Items from a data source
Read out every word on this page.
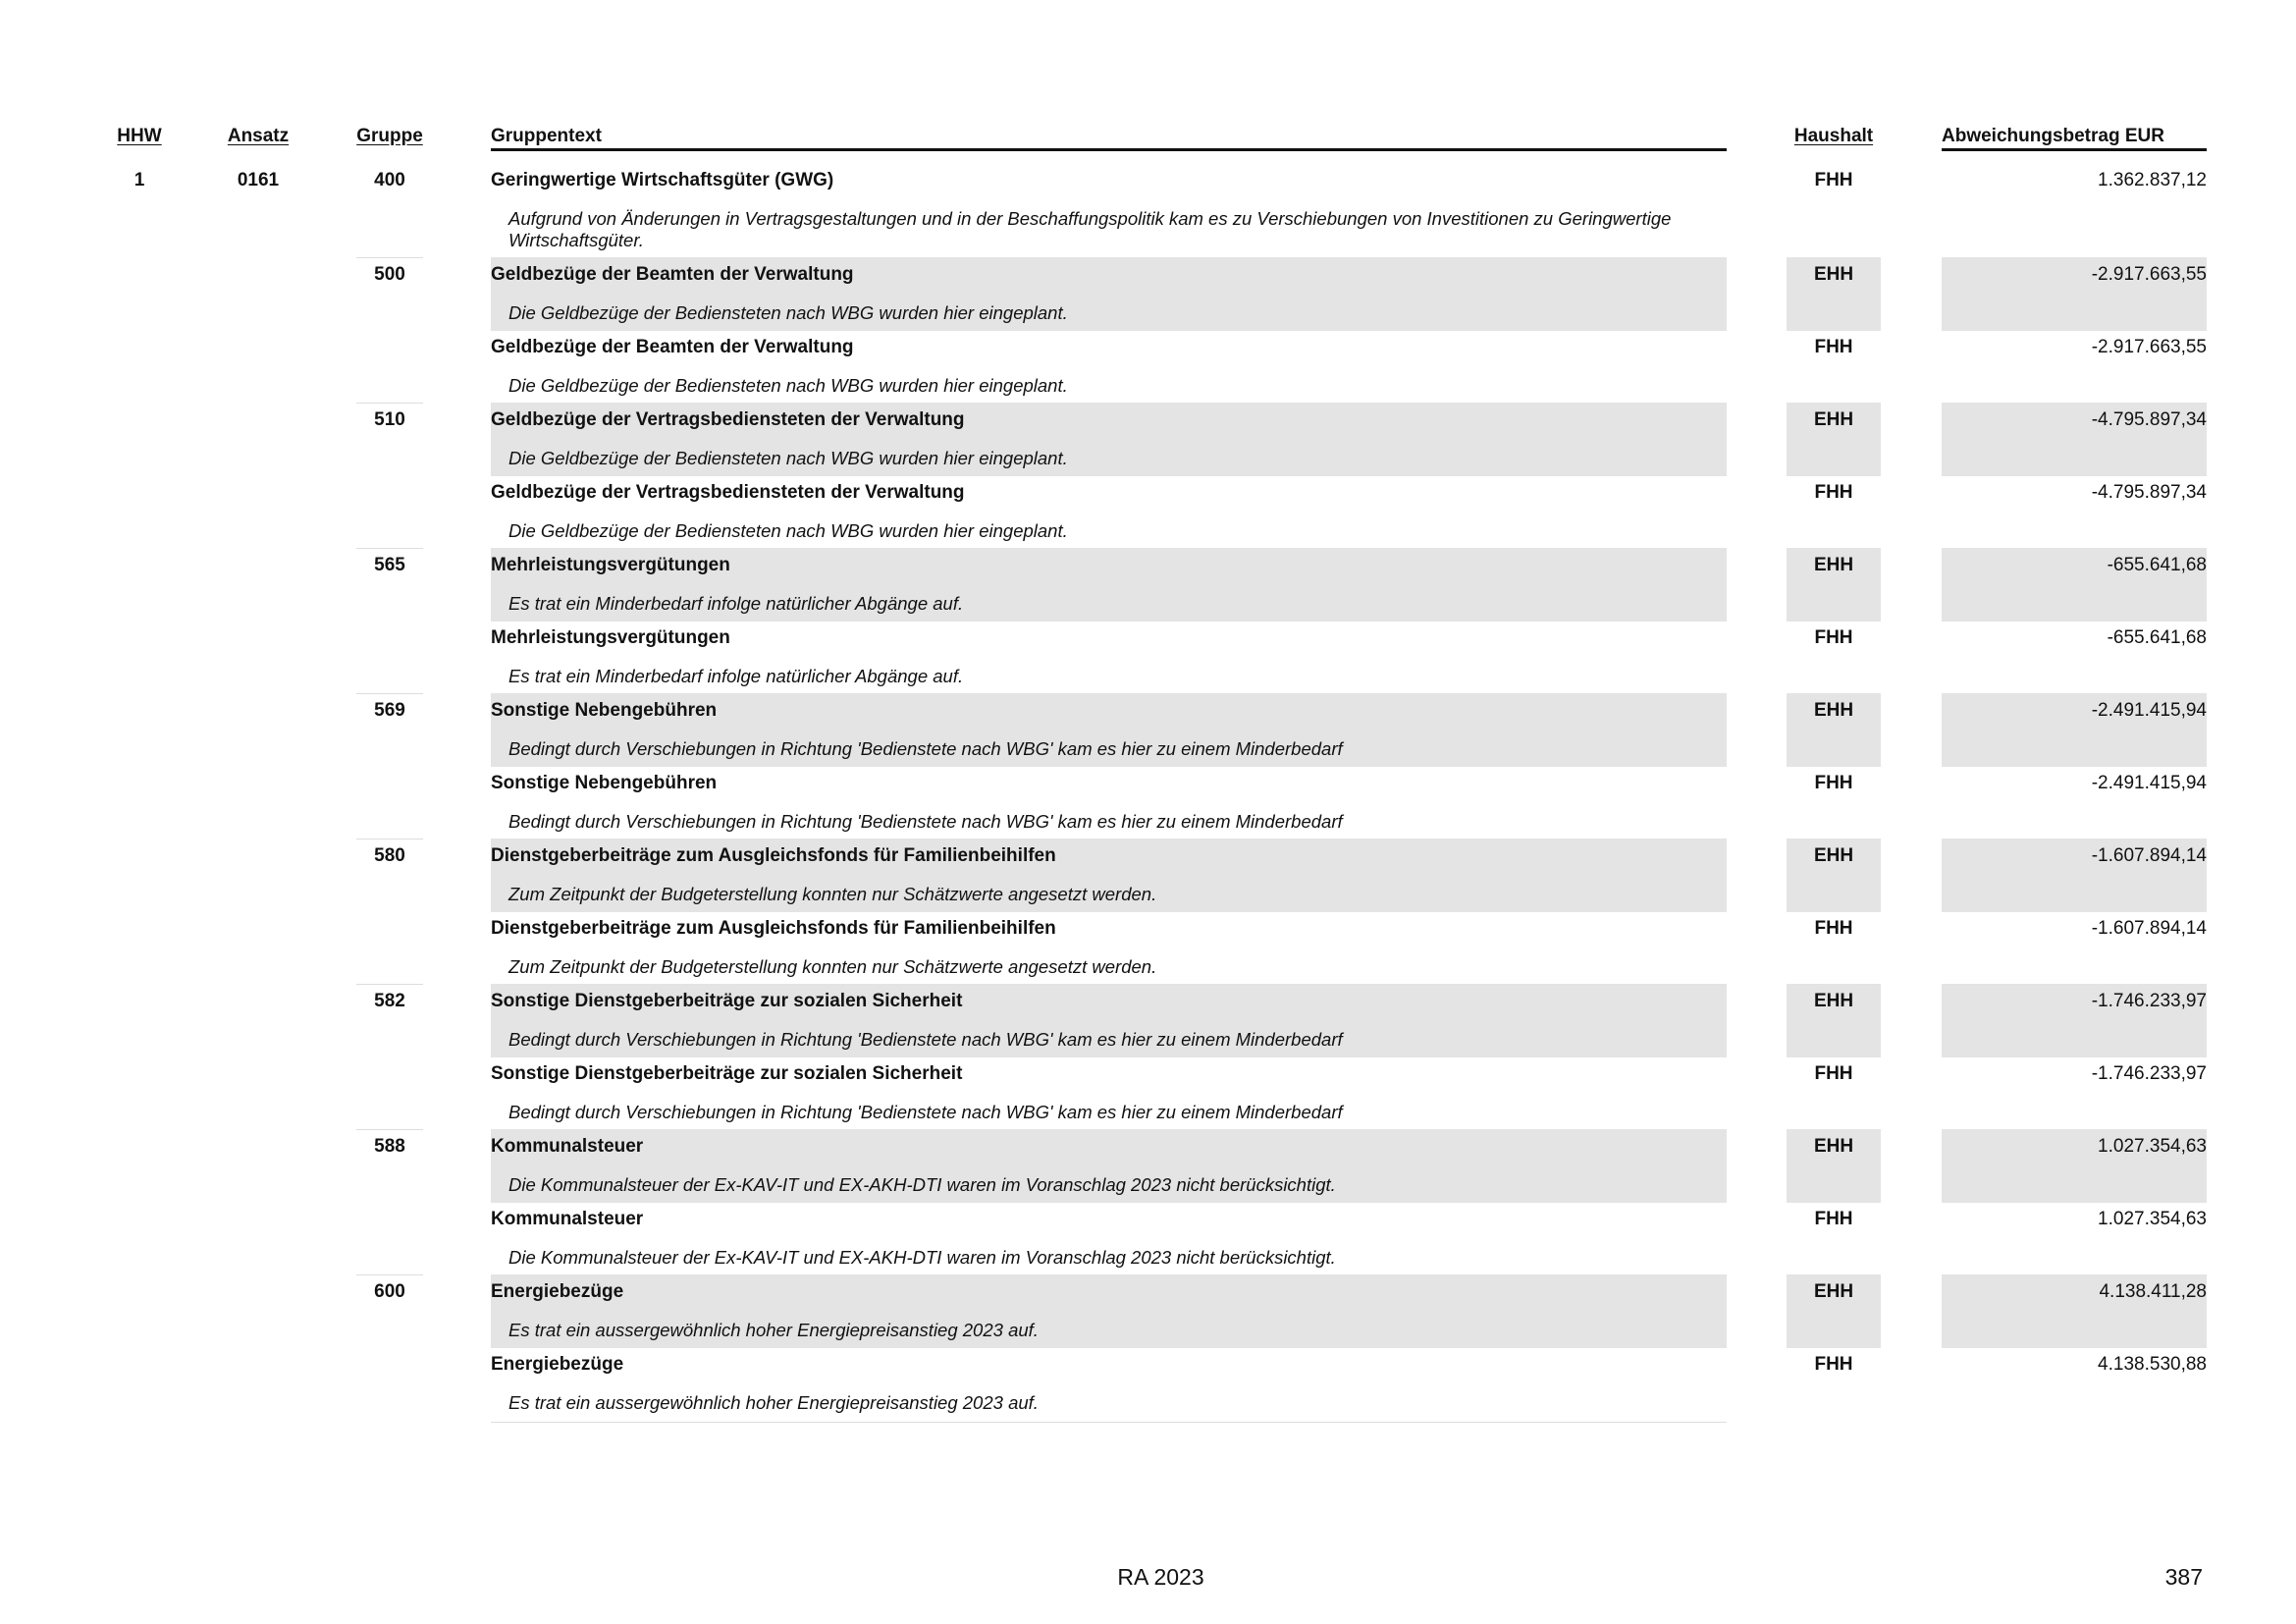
HHW	Ansatz	Gruppe	Gruppentext	Haushalt	Abweichungsbetrag EUR
1	0161	400	Geringwertige Wirtschaftsgüter (GWG)
Aufgrund von Änderungen in Vertragsgestaltungen und in der Beschaffungspolitik kam es zu Verschiebungen von Investitionen zu Geringwertige
Wirtschaftsgüter.
FHH	1.362.837,12
500	Geldbezüge der Beamten der Verwaltung
Die Geldbezüge der Bediensteten nach WBG wurden hier eingeplant.
EHH	-2.917.663,55
Geldbezüge der Beamten der Verwaltung
Die Geldbezüge der Bediensteten nach WBG wurden hier eingeplant.
FHH	-2.917.663,55
510	Geldbezüge der Vertragsbediensteten der Verwaltung
Die Geldbezüge der Bediensteten nach WBG wurden hier eingeplant.
EHH	-4.795.897,34
Geldbezüge der Vertragsbediensteten der Verwaltung
Die Geldbezüge der Bediensteten nach WBG wurden hier eingeplant.
FHH	-4.795.897,34
565	Mehrleistungsvergütungen
Es trat ein Minderbedarf infolge natürlicher Abgänge auf.
EHH	-655.641,68
Mehrleistungsvergütungen
Es trat ein Minderbedarf infolge natürlicher Abgänge auf.
FHH	-655.641,68
569	Sonstige Nebengebühren
Bedingt durch Verschiebungen in Richtung 'Bedienstete nach WBG' kam es hier zu einem Minderbedarf
EHH	-2.491.415,94
Sonstige Nebengebühren
Bedingt durch Verschiebungen in Richtung 'Bedienstete nach WBG' kam es hier zu einem Minderbedarf
FHH	-2.491.415,94
580	Dienstgeberbeiträge zum Ausgleichsfonds für Familienbeihilfen
Zum Zeitpunkt der Budgeterstellung konnten nur Schätzwerte angesetzt werden.
EHH	-1.607.894,14
Dienstgeberbeiträge zum Ausgleichsfonds für Familienbeihilfen
Zum Zeitpunkt der Budgeterstellung konnten nur Schätzwerte angesetzt werden.
FHH	-1.607.894,14
582	Sonstige Dienstgeberbeiträge zur sozialen Sicherheit
Bedingt durch Verschiebungen in Richtung 'Bedienstete nach WBG' kam es hier zu einem Minderbedarf
EHH	-1.746.233,97
Sonstige Dienstgeberbeiträge zur sozialen Sicherheit
Bedingt durch Verschiebungen in Richtung 'Bedienstete nach WBG' kam es hier zu einem Minderbedarf
FHH	-1.746.233,97
588	Kommunalsteuer
Die Kommunalsteuer der Ex-KAV-IT und EX-AKH-DTI waren im Voranschlag 2023 nicht berücksichtigt.
EHH	1.027.354,63
Kommunalsteuer
Die Kommunalsteuer der Ex-KAV-IT und EX-AKH-DTI waren im Voranschlag 2023 nicht berücksichtigt.
FHH	1.027.354,63
600	Energiebezüge
Es trat ein aussergewöhnlich hoher Energiepreisanstieg 2023 auf.
EHH	4.138.411,28
Energiebezüge
Es trat ein aussergewöhnlich hoher Energiepreisanstieg 2023 auf.
FHH	4.138.530,88
RA 2023	387
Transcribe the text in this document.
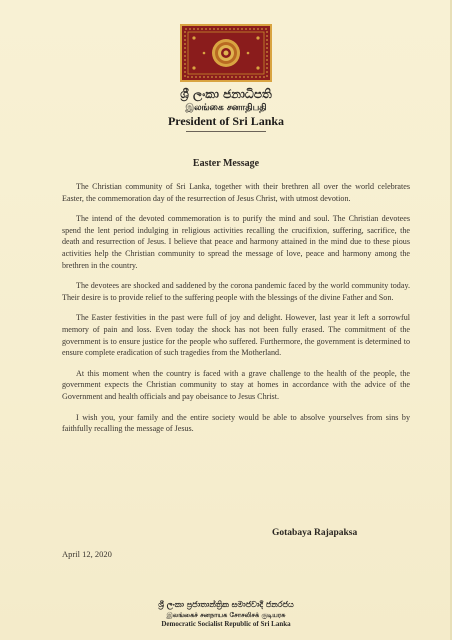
ශ්‍රී ලංකා ජනාධිපති
இலங்கை சனாதிபதி
President of Sri Lanka
Easter Message

The Christian community of Sri Lanka, together with their brethren all over the world celebrates Easter, the commemoration day of the resurrection of Jesus Christ, with utmost devotion.

The intend of the devoted commemoration is to purify the mind and soul. The Christian devotees spend the lent period indulging in religious activities recalling the crucifixion, suffering, sacrifice, the death and resurrection of Jesus. I believe that peace and harmony attained in the mind due to these pious activities help the Christian community to spread the message of love, peace and harmony among the brethren in the country.

The devotees are shocked and saddened by the corona pandemic faced by the world community today. Their desire is to provide relief to the suffering people with the blessings of the divine Father and Son.

The Easter festivities in the past were full of joy and delight. However, last year it left a sorrowful memory of pain and loss. Even today the shock has not been fully erased. The commitment of the government is to ensure justice for the people who suffered. Furthermore, the government is determined to ensure complete eradication of such tragedies from the Motherland.

At this moment when the country is faced with a grave challenge to the health of the people, the government expects the Christian community to stay at homes in accordance with the advice of the Government and health officials and pay obeisance to Jesus Christ.

I wish you, your family and the entire society would be able to absolve yourselves from sins by faithfully recalling the message of Jesus.

Gotabaya Rajapaksa
April 12, 2020
ශ්‍රී ලංකා ප්‍රජාතාන්ත්‍රික සමාජවාදී ජනරජය
இலங்கைச் சனநாயக சோசலிசக் குடியரசு
Democratic Socialist Republic of Sri Lanka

▶ What to do
The pictures in the entries should be left out; output everything else exactly.

▶ Task output
Read out every word on this page.
HHW	Ansatz	Gruppe	Gruppentext	Haushalt	Abweichungsbetrag EUR
1	0161	400	Geringwertige Wirtschaftsgüter (GWG)
Aufgrund von Änderungen in Vertragsgestaltungen und in der Beschaffungspolitik kam es zu Verschiebungen von Investitionen zu Geringwertige
Wirtschaftsgüter.
FHH	1.362.837,12
500	Geldbezüge der Beamten der Verwaltung
Die Geldbezüge der Bediensteten nach WBG wurden hier eingeplant.
EHH	-2.917.663,55
Geldbezüge der Beamten der Verwaltung
Die Geldbezüge der Bediensteten nach WBG wurden hier eingeplant.
FHH	-2.917.663,55
510	Geldbezüge der Vertragsbediensteten der Verwaltung
Die Geldbezüge der Bediensteten nach WBG wurden hier eingeplant.
EHH	-4.795.897,34
Geldbezüge der Vertragsbediensteten der Verwaltung
Die Geldbezüge der Bediensteten nach WBG wurden hier eingeplant.
FHH	-4.795.897,34
565	Mehrleistungsvergütungen
Es trat ein Minderbedarf infolge natürlicher Abgänge auf.
EHH	-655.641,68
Mehrleistungsvergütungen
Es trat ein Minderbedarf infolge natürlicher Abgänge auf.
FHH	-655.641,68
569	Sonstige Nebengebühren
Bedingt durch Verschiebungen in Richtung 'Bedienstete nach WBG' kam es hier zu einem Minderbedarf
EHH	-2.491.415,94
Sonstige Nebengebühren
Bedingt durch Verschiebungen in Richtung 'Bedienstete nach WBG' kam es hier zu einem Minderbedarf
FHH	-2.491.415,94
580	Dienstgeberbeiträge zum Ausgleichsfonds für Familienbeihilfen
Zum Zeitpunkt der Budgeterstellung konnten nur Schätzwerte angesetzt werden.
EHH	-1.607.894,14
Dienstgeberbeiträge zum Ausgleichsfonds für Familienbeihilfen
Zum Zeitpunkt der Budgeterstellung konnten nur Schätzwerte angesetzt werden.
FHH	-1.607.894,14
582	Sonstige Dienstgeberbeiträge zur sozialen Sicherheit
Bedingt durch Verschiebungen in Richtung 'Bedienstete nach WBG' kam es hier zu einem Minderbedarf
EHH	-1.746.233,97
Sonstige Dienstgeberbeiträge zur sozialen Sicherheit
Bedingt durch Verschiebungen in Richtung 'Bedienstete nach WBG' kam es hier zu einem Minderbedarf
FHH	-1.746.233,97
588	Kommunalsteuer
Die Kommunalsteuer der Ex-KAV-IT und EX-AKH-DTI waren im Voranschlag 2023 nicht berücksichtigt.
EHH	1.027.354,63
Kommunalsteuer
Die Kommunalsteuer der Ex-KAV-IT und EX-AKH-DTI waren im Voranschlag 2023 nicht berücksichtigt.
FHH	1.027.354,63
600	Energiebezüge
Es trat ein aussergewöhnlich hoher Energiepreisanstieg 2023 auf.
EHH	4.138.411,28
Energiebezüge
Es trat ein aussergewöhnlich hoher Energiepreisanstieg 2023 auf.
FHH	4.138.530,88
RA 2023	387
Transcribe the text in this document.
ශ්‍රී ලංකා ජනාධිපති
இலங்கை சனாதிபதி
President of Sri Lanka
Easter Message

The Christian community of Sri Lanka, together with their brethren all over the world celebrates Easter, the commemoration day of the resurrection of Jesus Christ, with utmost devotion.

The intend of the devoted commemoration is to purify the mind and soul. The Christian devotees spend the lent period indulging in religious activities recalling the crucifixion, suffering, sacrifice, the death and resurrection of Jesus. I believe that peace and harmony attained in the mind due to these pious activities help the Christian community to spread the message of love, peace and harmony among the brethren in the country.

The devotees are shocked and saddened by the corona pandemic faced by the world community today. Their desire is to provide relief to the suffering people with the blessings of the divine Father and Son.

The Easter festivities in the past were full of joy and delight. However, last year it left a sorrowful memory of pain and loss. Even today the shock has not been fully erased. The commitment of the government is to ensure justice for the people who suffered. Furthermore, the government is determined to ensure complete eradication of such tragedies from the Motherland.

At this moment when the country is faced with a grave challenge to the health of the people, the government expects the Christian community to stay at homes in accordance with the advice of the Government and health officials and pay obeisance to Jesus Christ.

I wish you, your family and the entire society would be able to absolve yourselves from sins by faithfully recalling the message of Jesus.

Gotabaya Rajapaksa
April 12, 2020
ශ්‍රී ලංකා ප්‍රජාතාන්ත්‍රික සමාජවාදී ජනරජය
இலங்கைச் சனநாயக சோசலிசக் குடியரசு
Democratic Socialist Republic of Sri Lanka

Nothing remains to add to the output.